**Directive:** Copy every line with the string "title" in it.

** start of Materials provided **

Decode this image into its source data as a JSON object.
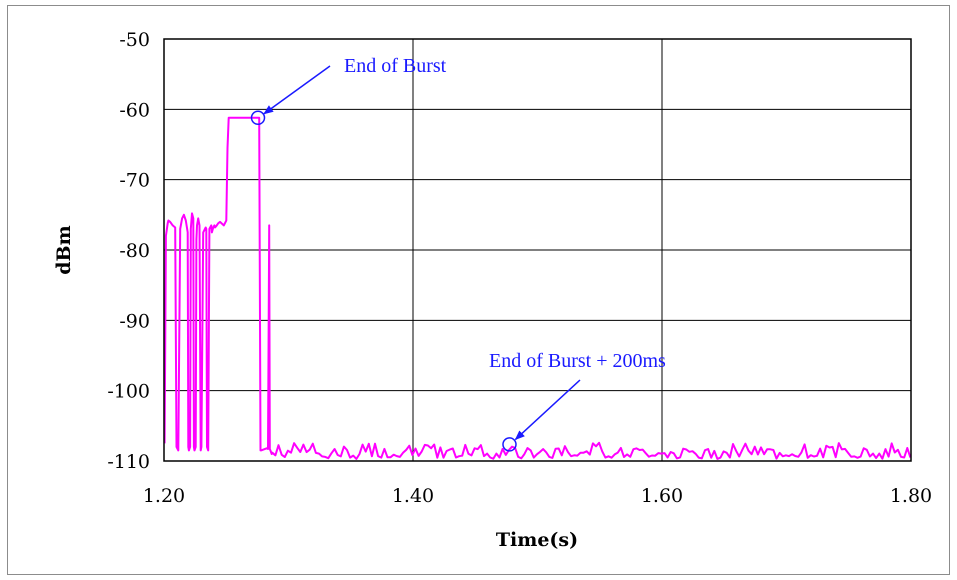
{
  "chart_data": {
    "type": "line",
    "title": "",
    "xlabel": "Time(s)",
    "ylabel": "dBm",
    "xlim": [
      1.2,
      1.8
    ],
    "ylim": [
      -110,
      -50
    ],
    "x_ticks": [
      "1.20",
      "1.40",
      "1.60",
      "1.80"
    ],
    "y_ticks": [
      "-50",
      "-60",
      "-70",
      "-80",
      "-90",
      "-100",
      "-110"
    ],
    "grid": true,
    "series": [
      {
        "color": "#ff00ff",
        "x": [
          1.2005,
          1.2015,
          1.203,
          1.2035,
          1.205,
          1.207,
          1.209,
          1.21,
          1.2115,
          1.213,
          1.2145,
          1.216,
          1.2175,
          1.219,
          1.2195,
          1.22,
          1.221,
          1.2215,
          1.2225,
          1.2235,
          1.224,
          1.2245,
          1.2255,
          1.226,
          1.2265,
          1.2275,
          1.2285,
          1.2295,
          1.23,
          1.2315,
          1.2335,
          1.234,
          1.2345,
          1.2355,
          1.2365,
          1.238,
          1.2385,
          1.2395,
          1.2405,
          1.241,
          1.242,
          1.2435,
          1.245,
          1.248,
          1.25,
          1.251,
          1.252,
          1.253,
          1.276,
          1.2765,
          1.2775,
          1.278,
          1.2825,
          1.2835,
          1.2845,
          1.285,
          1.2855,
          1.2865
        ],
        "values": [
          -107.5,
          -78,
          -76.2,
          -75.8,
          -76,
          -76.5,
          -76.8,
          -108,
          -108.5,
          -77,
          -75.5,
          -75,
          -75.8,
          -77.5,
          -108,
          -108.5,
          -108,
          -77,
          -74.8,
          -75.5,
          -108,
          -108.5,
          -108,
          -78.5,
          -76.5,
          -75.5,
          -76.5,
          -108.5,
          -108,
          -77.5,
          -76.8,
          -77,
          -108,
          -108.5,
          -77,
          -76.5,
          -77.5,
          -76.8,
          -76.5,
          -76.8,
          -76.6,
          -76.2,
          -76,
          -76.5,
          -75.8,
          -65.5,
          -61.2,
          -61.2,
          -61.2,
          -61.2,
          -108.5,
          -108.5,
          -108.2,
          -108.3,
          -76.5,
          -108.3,
          -108.5,
          -109
        ],
        "noise_floor": {
          "x_start": 1.287,
          "x_end": 1.8,
          "step": 0.0025,
          "mean": -108.8,
          "min": -109.7,
          "max": -107.4
        }
      }
    ],
    "annotations": [
      {
        "text": "End of Burst",
        "x": 1.2755,
        "y": -61.2
      },
      {
        "text": "End of Burst + 200ms",
        "x": 1.4775,
        "y": -107.5
      }
    ]
  }
}
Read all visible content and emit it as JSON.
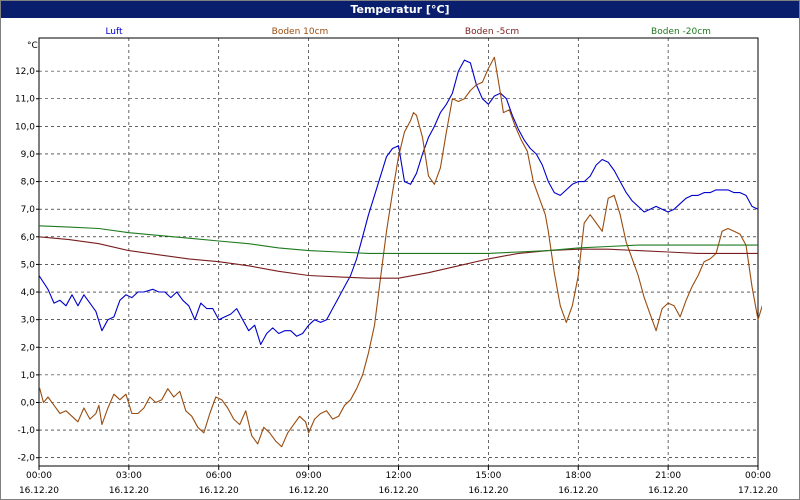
{
  "window": {
    "title": "Temperatur [°C]"
  },
  "chart_data": {
    "type": "line",
    "title": "Temperatur [°C]",
    "ylabel": "°C",
    "xlabel": "",
    "ylim": [
      -2.3,
      13.2
    ],
    "xlim": [
      0,
      24
    ],
    "grid": true,
    "legend_placement": "top",
    "y_ticks": [
      -2.0,
      -1.0,
      0.0,
      1.0,
      2.0,
      3.0,
      4.0,
      5.0,
      6.0,
      7.0,
      8.0,
      9.0,
      10.0,
      11.0,
      12.0
    ],
    "y_tick_labels": [
      "-2,0",
      "-1,0",
      "0,0",
      "1,0",
      "2,0",
      "3,0",
      "4,0",
      "5,0",
      "6,0",
      "7,0",
      "8,0",
      "9,0",
      "10,0",
      "11,0",
      "12,0"
    ],
    "x_ticks": [
      0,
      3,
      6,
      9,
      12,
      15,
      18,
      21,
      24
    ],
    "x_tick_times": [
      "00:00",
      "03:00",
      "06:00",
      "09:00",
      "12:00",
      "15:00",
      "18:00",
      "21:00",
      "00:00"
    ],
    "x_tick_dates": [
      "16.12.20",
      "16.12.20",
      "16.12.20",
      "16.12.20",
      "16.12.20",
      "16.12.20",
      "16.12.20",
      "16.12.20",
      "17.12.20"
    ],
    "series": [
      {
        "name": "Luft",
        "color": "#0000cc",
        "points": [
          [
            0,
            4.6
          ],
          [
            0.3,
            4.1
          ],
          [
            0.5,
            3.6
          ],
          [
            0.7,
            3.7
          ],
          [
            0.9,
            3.5
          ],
          [
            1.1,
            3.9
          ],
          [
            1.3,
            3.5
          ],
          [
            1.5,
            3.9
          ],
          [
            1.7,
            3.6
          ],
          [
            1.9,
            3.3
          ],
          [
            2.1,
            2.6
          ],
          [
            2.3,
            3.0
          ],
          [
            2.5,
            3.1
          ],
          [
            2.7,
            3.7
          ],
          [
            2.9,
            3.9
          ],
          [
            3.1,
            3.8
          ],
          [
            3.3,
            4.0
          ],
          [
            3.5,
            4.0
          ],
          [
            3.8,
            4.1
          ],
          [
            4.0,
            4.0
          ],
          [
            4.2,
            4.0
          ],
          [
            4.4,
            3.8
          ],
          [
            4.6,
            4.0
          ],
          [
            4.8,
            3.7
          ],
          [
            5.0,
            3.5
          ],
          [
            5.2,
            3.0
          ],
          [
            5.4,
            3.6
          ],
          [
            5.6,
            3.4
          ],
          [
            5.8,
            3.4
          ],
          [
            6.0,
            3.0
          ],
          [
            6.2,
            3.1
          ],
          [
            6.4,
            3.2
          ],
          [
            6.6,
            3.4
          ],
          [
            6.8,
            3.0
          ],
          [
            7.0,
            2.6
          ],
          [
            7.2,
            2.8
          ],
          [
            7.4,
            2.1
          ],
          [
            7.6,
            2.5
          ],
          [
            7.8,
            2.7
          ],
          [
            8.0,
            2.5
          ],
          [
            8.2,
            2.6
          ],
          [
            8.4,
            2.6
          ],
          [
            8.6,
            2.4
          ],
          [
            8.8,
            2.5
          ],
          [
            9.0,
            2.8
          ],
          [
            9.2,
            3.0
          ],
          [
            9.4,
            2.9
          ],
          [
            9.6,
            3.0
          ],
          [
            9.8,
            3.4
          ],
          [
            10.0,
            3.8
          ],
          [
            10.2,
            4.2
          ],
          [
            10.4,
            4.6
          ],
          [
            10.6,
            5.2
          ],
          [
            10.8,
            6.0
          ],
          [
            11.0,
            6.8
          ],
          [
            11.2,
            7.5
          ],
          [
            11.4,
            8.2
          ],
          [
            11.6,
            8.9
          ],
          [
            11.8,
            9.2
          ],
          [
            12.0,
            9.3
          ],
          [
            12.2,
            8.0
          ],
          [
            12.4,
            7.9
          ],
          [
            12.6,
            8.3
          ],
          [
            12.8,
            9.0
          ],
          [
            13.0,
            9.6
          ],
          [
            13.2,
            10.0
          ],
          [
            13.4,
            10.5
          ],
          [
            13.6,
            10.8
          ],
          [
            13.8,
            11.2
          ],
          [
            14.0,
            12.0
          ],
          [
            14.2,
            12.4
          ],
          [
            14.4,
            12.3
          ],
          [
            14.6,
            11.5
          ],
          [
            14.8,
            11.0
          ],
          [
            15.0,
            10.8
          ],
          [
            15.2,
            11.1
          ],
          [
            15.4,
            11.2
          ],
          [
            15.6,
            11.0
          ],
          [
            15.8,
            10.4
          ],
          [
            16.0,
            9.9
          ],
          [
            16.2,
            9.5
          ],
          [
            16.4,
            9.2
          ],
          [
            16.6,
            9.0
          ],
          [
            16.8,
            8.6
          ],
          [
            17.0,
            8.0
          ],
          [
            17.2,
            7.6
          ],
          [
            17.4,
            7.5
          ],
          [
            17.6,
            7.7
          ],
          [
            17.8,
            7.9
          ],
          [
            18.0,
            8.0
          ],
          [
            18.2,
            8.0
          ],
          [
            18.4,
            8.2
          ],
          [
            18.6,
            8.6
          ],
          [
            18.8,
            8.8
          ],
          [
            19.0,
            8.7
          ],
          [
            19.2,
            8.4
          ],
          [
            19.4,
            8.0
          ],
          [
            19.6,
            7.6
          ],
          [
            19.8,
            7.3
          ],
          [
            20.0,
            7.1
          ],
          [
            20.2,
            6.9
          ],
          [
            20.4,
            7.0
          ],
          [
            20.6,
            7.1
          ],
          [
            20.8,
            7.0
          ],
          [
            21.0,
            6.9
          ],
          [
            21.2,
            7.0
          ],
          [
            21.4,
            7.2
          ],
          [
            21.6,
            7.4
          ],
          [
            21.8,
            7.5
          ],
          [
            22.0,
            7.5
          ],
          [
            22.2,
            7.6
          ],
          [
            22.4,
            7.6
          ],
          [
            22.6,
            7.7
          ],
          [
            22.8,
            7.7
          ],
          [
            23.0,
            7.7
          ],
          [
            23.2,
            7.6
          ],
          [
            23.4,
            7.6
          ],
          [
            23.6,
            7.5
          ],
          [
            23.8,
            7.1
          ],
          [
            24.0,
            7.0
          ]
        ]
      },
      {
        "name": "Boden 10cm",
        "color": "#994c0f",
        "points": [
          [
            0,
            0.6
          ],
          [
            0.15,
            0.0
          ],
          [
            0.3,
            0.2
          ],
          [
            0.5,
            -0.1
          ],
          [
            0.7,
            -0.4
          ],
          [
            0.9,
            -0.3
          ],
          [
            1.1,
            -0.5
          ],
          [
            1.3,
            -0.7
          ],
          [
            1.5,
            -0.2
          ],
          [
            1.7,
            -0.6
          ],
          [
            1.9,
            -0.4
          ],
          [
            2.0,
            -0.1
          ],
          [
            2.1,
            -0.8
          ],
          [
            2.3,
            -0.2
          ],
          [
            2.5,
            0.3
          ],
          [
            2.7,
            0.1
          ],
          [
            2.9,
            0.3
          ],
          [
            3.1,
            -0.4
          ],
          [
            3.3,
            -0.4
          ],
          [
            3.5,
            -0.2
          ],
          [
            3.7,
            0.2
          ],
          [
            3.9,
            0.0
          ],
          [
            4.1,
            0.1
          ],
          [
            4.3,
            0.5
          ],
          [
            4.5,
            0.2
          ],
          [
            4.7,
            0.4
          ],
          [
            4.9,
            -0.3
          ],
          [
            5.1,
            -0.5
          ],
          [
            5.3,
            -0.9
          ],
          [
            5.5,
            -1.1
          ],
          [
            5.7,
            -0.4
          ],
          [
            5.9,
            0.2
          ],
          [
            6.1,
            0.1
          ],
          [
            6.3,
            -0.2
          ],
          [
            6.5,
            -0.6
          ],
          [
            6.7,
            -0.8
          ],
          [
            6.9,
            -0.3
          ],
          [
            7.1,
            -1.2
          ],
          [
            7.3,
            -1.5
          ],
          [
            7.5,
            -0.9
          ],
          [
            7.7,
            -1.1
          ],
          [
            7.9,
            -1.4
          ],
          [
            8.1,
            -1.6
          ],
          [
            8.3,
            -1.1
          ],
          [
            8.5,
            -0.8
          ],
          [
            8.7,
            -0.5
          ],
          [
            8.9,
            -0.7
          ],
          [
            9.0,
            -1.1
          ],
          [
            9.2,
            -0.6
          ],
          [
            9.4,
            -0.4
          ],
          [
            9.6,
            -0.3
          ],
          [
            9.8,
            -0.6
          ],
          [
            10.0,
            -0.5
          ],
          [
            10.2,
            -0.1
          ],
          [
            10.4,
            0.1
          ],
          [
            10.6,
            0.5
          ],
          [
            10.8,
            1.0
          ],
          [
            11.0,
            1.8
          ],
          [
            11.2,
            2.8
          ],
          [
            11.4,
            4.5
          ],
          [
            11.6,
            6.2
          ],
          [
            11.8,
            7.6
          ],
          [
            12.0,
            8.9
          ],
          [
            12.2,
            9.8
          ],
          [
            12.4,
            10.2
          ],
          [
            12.5,
            10.5
          ],
          [
            12.6,
            10.4
          ],
          [
            12.8,
            9.6
          ],
          [
            13.0,
            8.2
          ],
          [
            13.2,
            7.9
          ],
          [
            13.4,
            8.5
          ],
          [
            13.6,
            9.8
          ],
          [
            13.8,
            11.0
          ],
          [
            14.0,
            10.9
          ],
          [
            14.2,
            11.0
          ],
          [
            14.4,
            11.3
          ],
          [
            14.6,
            11.5
          ],
          [
            14.8,
            11.6
          ],
          [
            15.0,
            12.1
          ],
          [
            15.2,
            12.5
          ],
          [
            15.4,
            11.2
          ],
          [
            15.5,
            10.5
          ],
          [
            15.7,
            10.6
          ],
          [
            15.9,
            10.0
          ],
          [
            16.1,
            9.5
          ],
          [
            16.3,
            9.1
          ],
          [
            16.5,
            8.0
          ],
          [
            16.7,
            7.4
          ],
          [
            16.9,
            6.8
          ],
          [
            17.0,
            6.2
          ],
          [
            17.2,
            4.7
          ],
          [
            17.4,
            3.5
          ],
          [
            17.6,
            2.9
          ],
          [
            17.8,
            3.5
          ],
          [
            18.0,
            4.6
          ],
          [
            18.2,
            6.5
          ],
          [
            18.4,
            6.8
          ],
          [
            18.6,
            6.5
          ],
          [
            18.8,
            6.2
          ],
          [
            19.0,
            7.4
          ],
          [
            19.2,
            7.5
          ],
          [
            19.4,
            6.8
          ],
          [
            19.6,
            5.8
          ],
          [
            19.8,
            5.2
          ],
          [
            20.0,
            4.6
          ],
          [
            20.2,
            3.8
          ],
          [
            20.4,
            3.2
          ],
          [
            20.6,
            2.6
          ],
          [
            20.8,
            3.4
          ],
          [
            21.0,
            3.6
          ],
          [
            21.2,
            3.5
          ],
          [
            21.4,
            3.1
          ],
          [
            21.6,
            3.7
          ],
          [
            21.8,
            4.2
          ],
          [
            22.0,
            4.6
          ],
          [
            22.2,
            5.1
          ],
          [
            22.4,
            5.2
          ],
          [
            22.6,
            5.4
          ],
          [
            22.8,
            6.2
          ],
          [
            23.0,
            6.3
          ],
          [
            23.2,
            6.2
          ],
          [
            23.4,
            6.1
          ],
          [
            23.6,
            5.7
          ],
          [
            23.8,
            4.2
          ],
          [
            24.0,
            3.0
          ],
          [
            24.2,
            3.7
          ]
        ]
      },
      {
        "name": "Boden -5cm",
        "color": "#7a1e1e",
        "points": [
          [
            0,
            6.0
          ],
          [
            1.0,
            5.9
          ],
          [
            2.0,
            5.75
          ],
          [
            3.0,
            5.5
          ],
          [
            4.0,
            5.35
          ],
          [
            5.0,
            5.2
          ],
          [
            6.0,
            5.1
          ],
          [
            7.0,
            4.95
          ],
          [
            8.0,
            4.75
          ],
          [
            9.0,
            4.6
          ],
          [
            10.0,
            4.55
          ],
          [
            11.0,
            4.5
          ],
          [
            12.0,
            4.5
          ],
          [
            13.0,
            4.7
          ],
          [
            14.0,
            4.95
          ],
          [
            15.0,
            5.2
          ],
          [
            16.0,
            5.4
          ],
          [
            17.0,
            5.5
          ],
          [
            18.0,
            5.55
          ],
          [
            19.0,
            5.55
          ],
          [
            20.0,
            5.5
          ],
          [
            21.0,
            5.45
          ],
          [
            22.0,
            5.4
          ],
          [
            23.0,
            5.4
          ],
          [
            24.0,
            5.4
          ]
        ]
      },
      {
        "name": "Boden -20cm",
        "color": "#1e7a1e",
        "points": [
          [
            0,
            6.4
          ],
          [
            1.0,
            6.35
          ],
          [
            2.0,
            6.3
          ],
          [
            3.0,
            6.15
          ],
          [
            4.0,
            6.05
          ],
          [
            5.0,
            5.95
          ],
          [
            6.0,
            5.85
          ],
          [
            7.0,
            5.75
          ],
          [
            8.0,
            5.6
          ],
          [
            9.0,
            5.5
          ],
          [
            10.0,
            5.45
          ],
          [
            11.0,
            5.4
          ],
          [
            12.0,
            5.4
          ],
          [
            13.0,
            5.4
          ],
          [
            14.0,
            5.4
          ],
          [
            15.0,
            5.4
          ],
          [
            16.0,
            5.45
          ],
          [
            17.0,
            5.5
          ],
          [
            18.0,
            5.6
          ],
          [
            19.0,
            5.65
          ],
          [
            20.0,
            5.7
          ],
          [
            21.0,
            5.7
          ],
          [
            22.0,
            5.7
          ],
          [
            23.0,
            5.7
          ],
          [
            24.0,
            5.7
          ]
        ]
      }
    ]
  }
}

** end of Materials provided **

**Complete answer:**
    "title": "",
    "title": "Temperatur [°C]"
    "title": "Temperatur [°C]",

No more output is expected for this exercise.